— BEGIN Records for this exercise —

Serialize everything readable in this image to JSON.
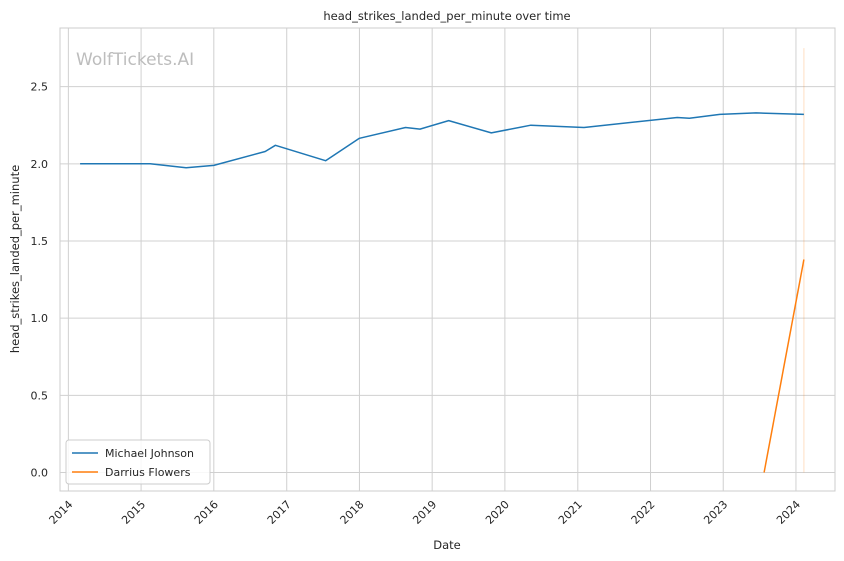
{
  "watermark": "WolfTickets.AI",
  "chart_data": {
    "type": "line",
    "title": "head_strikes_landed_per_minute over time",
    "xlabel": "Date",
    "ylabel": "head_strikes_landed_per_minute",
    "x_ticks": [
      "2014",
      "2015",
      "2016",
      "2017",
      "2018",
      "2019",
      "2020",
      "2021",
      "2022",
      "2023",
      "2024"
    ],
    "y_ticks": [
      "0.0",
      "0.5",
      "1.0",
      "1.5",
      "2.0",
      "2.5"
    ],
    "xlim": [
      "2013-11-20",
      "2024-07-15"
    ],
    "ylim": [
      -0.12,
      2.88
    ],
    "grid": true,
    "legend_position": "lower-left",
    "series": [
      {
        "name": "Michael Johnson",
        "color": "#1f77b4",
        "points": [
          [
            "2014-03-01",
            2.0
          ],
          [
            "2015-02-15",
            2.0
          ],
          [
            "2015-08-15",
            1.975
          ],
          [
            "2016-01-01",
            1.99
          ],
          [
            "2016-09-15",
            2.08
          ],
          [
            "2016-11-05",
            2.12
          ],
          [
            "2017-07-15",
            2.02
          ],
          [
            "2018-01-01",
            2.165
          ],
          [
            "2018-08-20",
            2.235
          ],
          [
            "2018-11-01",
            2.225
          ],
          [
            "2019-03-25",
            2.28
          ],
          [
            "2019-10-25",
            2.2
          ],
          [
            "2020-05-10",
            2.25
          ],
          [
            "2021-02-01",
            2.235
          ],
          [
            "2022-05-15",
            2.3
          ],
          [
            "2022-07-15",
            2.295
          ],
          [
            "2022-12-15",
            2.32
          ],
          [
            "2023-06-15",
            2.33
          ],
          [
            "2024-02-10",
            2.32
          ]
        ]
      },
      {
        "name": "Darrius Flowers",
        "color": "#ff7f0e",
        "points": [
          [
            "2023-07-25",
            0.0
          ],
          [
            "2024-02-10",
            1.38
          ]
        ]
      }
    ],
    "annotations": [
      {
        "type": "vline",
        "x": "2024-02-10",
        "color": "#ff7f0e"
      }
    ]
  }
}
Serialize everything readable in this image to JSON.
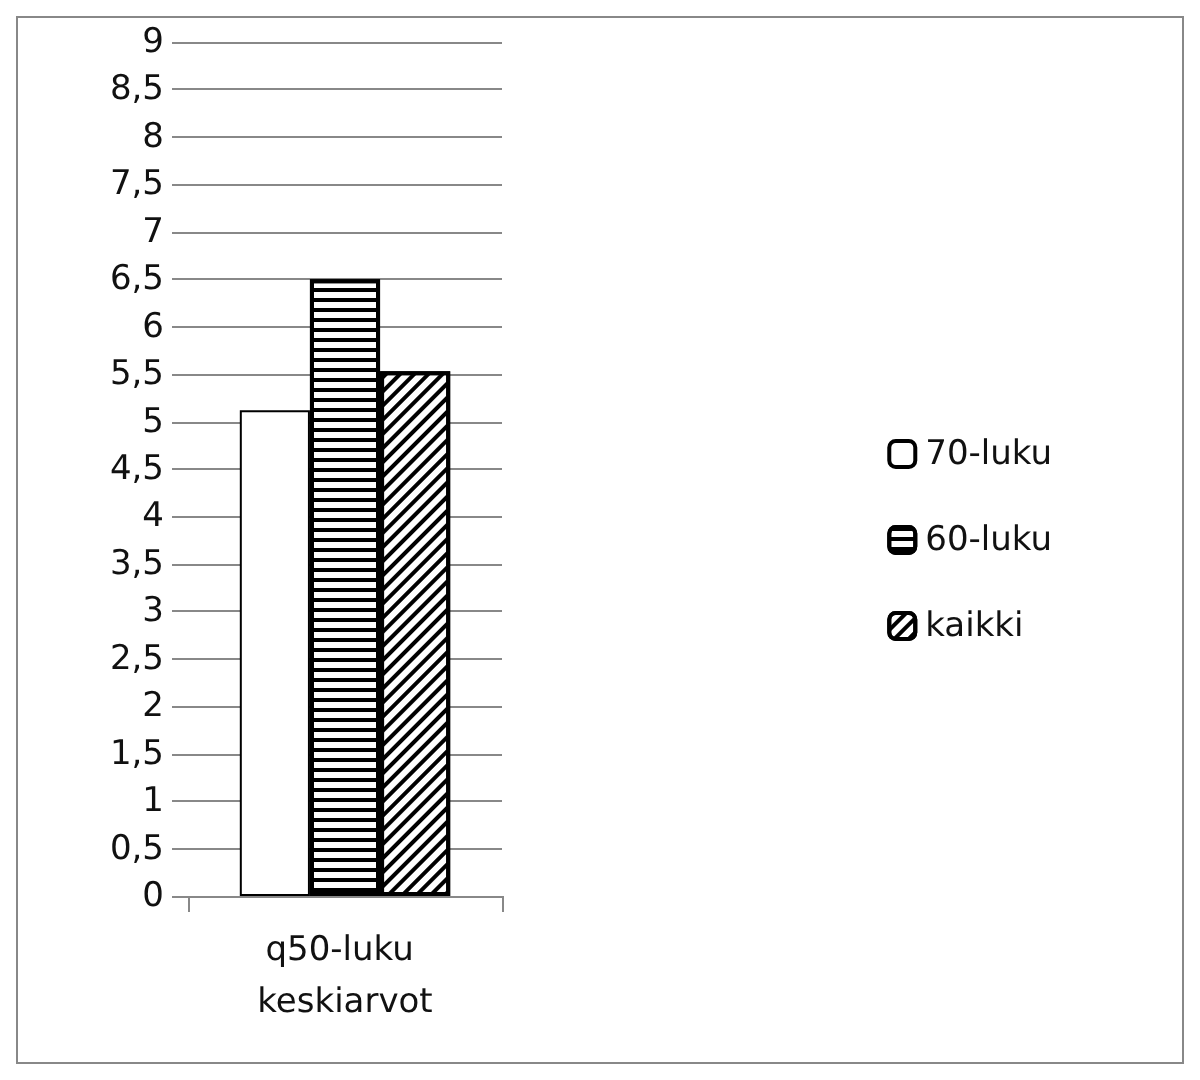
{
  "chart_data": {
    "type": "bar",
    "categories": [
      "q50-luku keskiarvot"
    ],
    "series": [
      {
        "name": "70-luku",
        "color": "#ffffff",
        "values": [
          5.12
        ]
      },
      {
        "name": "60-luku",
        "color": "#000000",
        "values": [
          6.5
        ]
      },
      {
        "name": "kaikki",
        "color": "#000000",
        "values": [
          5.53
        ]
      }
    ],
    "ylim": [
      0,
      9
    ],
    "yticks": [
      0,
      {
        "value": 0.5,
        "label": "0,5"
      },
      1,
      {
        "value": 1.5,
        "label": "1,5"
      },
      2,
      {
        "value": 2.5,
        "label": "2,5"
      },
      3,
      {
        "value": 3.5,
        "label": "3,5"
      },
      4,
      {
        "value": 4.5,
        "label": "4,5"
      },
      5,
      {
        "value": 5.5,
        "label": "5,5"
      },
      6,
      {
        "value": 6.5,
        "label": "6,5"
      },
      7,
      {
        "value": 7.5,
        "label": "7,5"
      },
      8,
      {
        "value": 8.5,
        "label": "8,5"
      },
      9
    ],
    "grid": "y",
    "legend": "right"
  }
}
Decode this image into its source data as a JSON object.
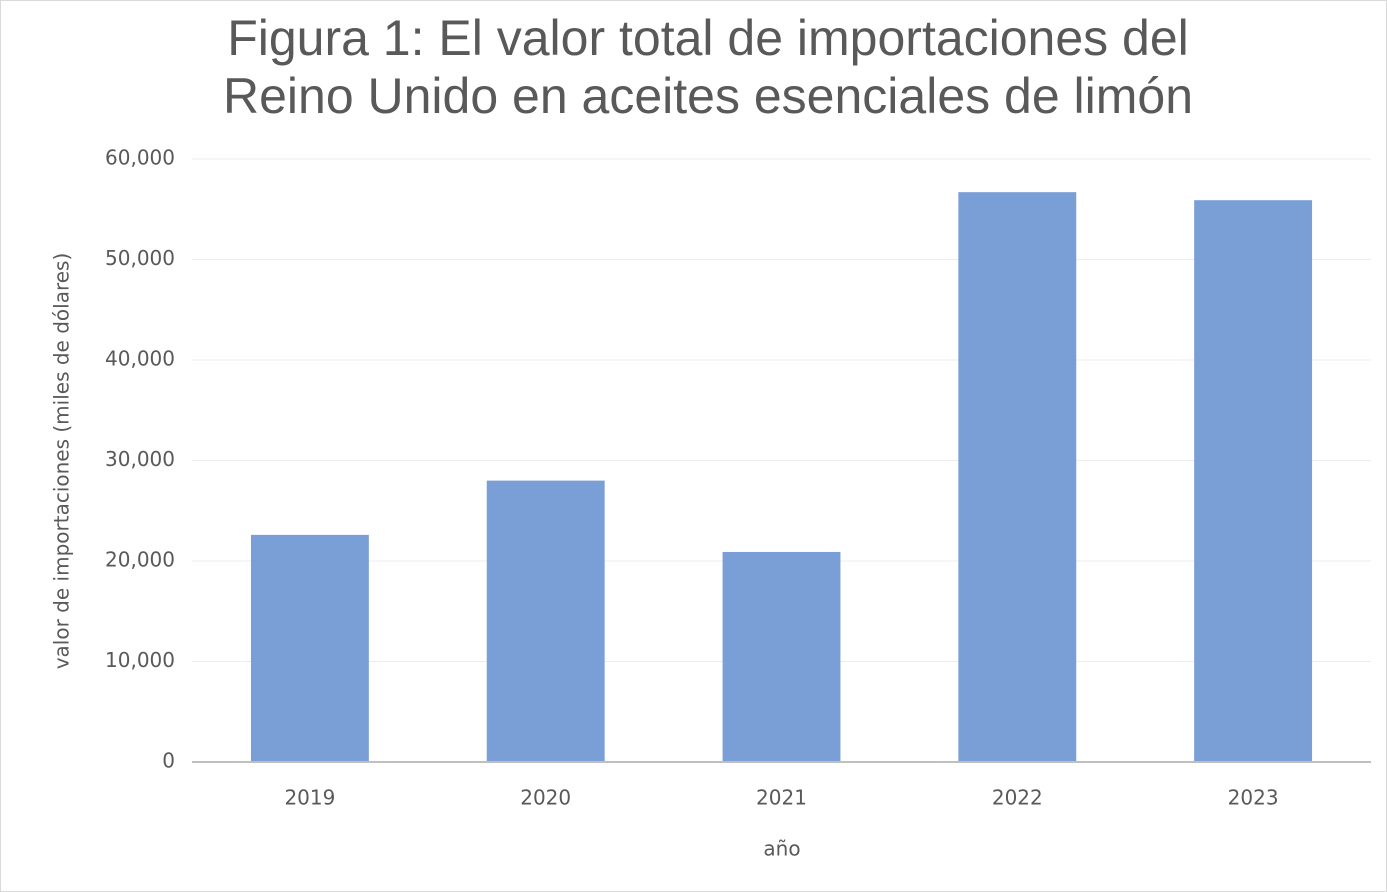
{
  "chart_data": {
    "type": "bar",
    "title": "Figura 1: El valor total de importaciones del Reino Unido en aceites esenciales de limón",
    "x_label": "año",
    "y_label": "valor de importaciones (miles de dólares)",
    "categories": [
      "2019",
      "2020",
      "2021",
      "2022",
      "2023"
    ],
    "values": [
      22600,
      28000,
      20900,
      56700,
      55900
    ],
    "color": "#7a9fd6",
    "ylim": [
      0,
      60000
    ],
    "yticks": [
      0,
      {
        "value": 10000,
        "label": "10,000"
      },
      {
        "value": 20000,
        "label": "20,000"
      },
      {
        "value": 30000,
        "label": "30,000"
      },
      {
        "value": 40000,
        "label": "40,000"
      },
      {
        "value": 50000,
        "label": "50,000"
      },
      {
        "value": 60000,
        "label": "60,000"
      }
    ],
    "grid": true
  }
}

— END Records for this exercise —

→ **Task goal**
Repeat each entry above word for word, leaving every picture out.

→ **Full output**
Serialize everything readable in this image to JSON.
{
  "watermark": "WolfTickets.AI",
  "chart_data": {
    "type": "line",
    "title": "head_strikes_landed_per_minute over time",
    "xlabel": "Date",
    "ylabel": "head_strikes_landed_per_minute",
    "x_ticks": [
      "2014",
      "2015",
      "2016",
      "2017",
      "2018",
      "2019",
      "2020",
      "2021",
      "2022",
      "2023",
      "2024"
    ],
    "y_ticks": [
      "0.0",
      "0.5",
      "1.0",
      "1.5",
      "2.0",
      "2.5"
    ],
    "xlim": [
      "2013-11-20",
      "2024-07-15"
    ],
    "ylim": [
      -0.12,
      2.88
    ],
    "grid": true,
    "legend_position": "lower-left",
    "series": [
      {
        "name": "Michael Johnson",
        "color": "#1f77b4",
        "points": [
          [
            "2014-03-01",
            2.0
          ],
          [
            "2015-02-15",
            2.0
          ],
          [
            "2015-08-15",
            1.975
          ],
          [
            "2016-01-01",
            1.99
          ],
          [
            "2016-09-15",
            2.08
          ],
          [
            "2016-11-05",
            2.12
          ],
          [
            "2017-07-15",
            2.02
          ],
          [
            "2018-01-01",
            2.165
          ],
          [
            "2018-08-20",
            2.235
          ],
          [
            "2018-11-01",
            2.225
          ],
          [
            "2019-03-25",
            2.28
          ],
          [
            "2019-10-25",
            2.2
          ],
          [
            "2020-05-10",
            2.25
          ],
          [
            "2021-02-01",
            2.235
          ],
          [
            "2022-05-15",
            2.3
          ],
          [
            "2022-07-15",
            2.295
          ],
          [
            "2022-12-15",
            2.32
          ],
          [
            "2023-06-15",
            2.33
          ],
          [
            "2024-02-10",
            2.32
          ]
        ]
      },
      {
        "name": "Darrius Flowers",
        "color": "#ff7f0e",
        "points": [
          [
            "2023-07-25",
            0.0
          ],
          [
            "2024-02-10",
            1.38
          ]
        ]
      }
    ],
    "annotations": [
      {
        "type": "vline",
        "x": "2024-02-10",
        "color": "#ff7f0e"
      }
    ]
  }
}
Serialize everything readable in this image to JSON.
{
  "chart_data": {
    "type": "bar",
    "categories": [
      "q50-luku keskiarvot"
    ],
    "series": [
      {
        "name": "70-luku",
        "color": "#ffffff",
        "values": [
          5.12
        ]
      },
      {
        "name": "60-luku",
        "color": "#000000",
        "values": [
          6.5
        ]
      },
      {
        "name": "kaikki",
        "color": "#000000",
        "values": [
          5.53
        ]
      }
    ],
    "ylim": [
      0,
      9
    ],
    "yticks": [
      0,
      {
        "value": 0.5,
        "label": "0,5"
      },
      1,
      {
        "value": 1.5,
        "label": "1,5"
      },
      2,
      {
        "value": 2.5,
        "label": "2,5"
      },
      3,
      {
        "value": 3.5,
        "label": "3,5"
      },
      4,
      {
        "value": 4.5,
        "label": "4,5"
      },
      5,
      {
        "value": 5.5,
        "label": "5,5"
      },
      6,
      {
        "value": 6.5,
        "label": "6,5"
      },
      7,
      {
        "value": 7.5,
        "label": "7,5"
      },
      8,
      {
        "value": 8.5,
        "label": "8,5"
      },
      9
    ],
    "grid": "y",
    "legend": "right"
  }
}
Decode this image into its source data as a JSON object.
{
  "chart_data": {
    "type": "bar",
    "title": "Figura 1: El valor total de importaciones del Reino Unido en aceites esenciales de limón",
    "x_label": "año",
    "y_label": "valor de importaciones (miles de dólares)",
    "categories": [
      "2019",
      "2020",
      "2021",
      "2022",
      "2023"
    ],
    "values": [
      22600,
      28000,
      20900,
      56700,
      55900
    ],
    "color": "#7a9fd6",
    "ylim": [
      0,
      60000
    ],
    "yticks": [
      0,
      {
        "value": 10000,
        "label": "10,000"
      },
      {
        "value": 20000,
        "label": "20,000"
      },
      {
        "value": 30000,
        "label": "30,000"
      },
      {
        "value": 40000,
        "label": "40,000"
      },
      {
        "value": 50000,
        "label": "50,000"
      },
      {
        "value": 60000,
        "label": "60,000"
      }
    ],
    "grid": true
  }
}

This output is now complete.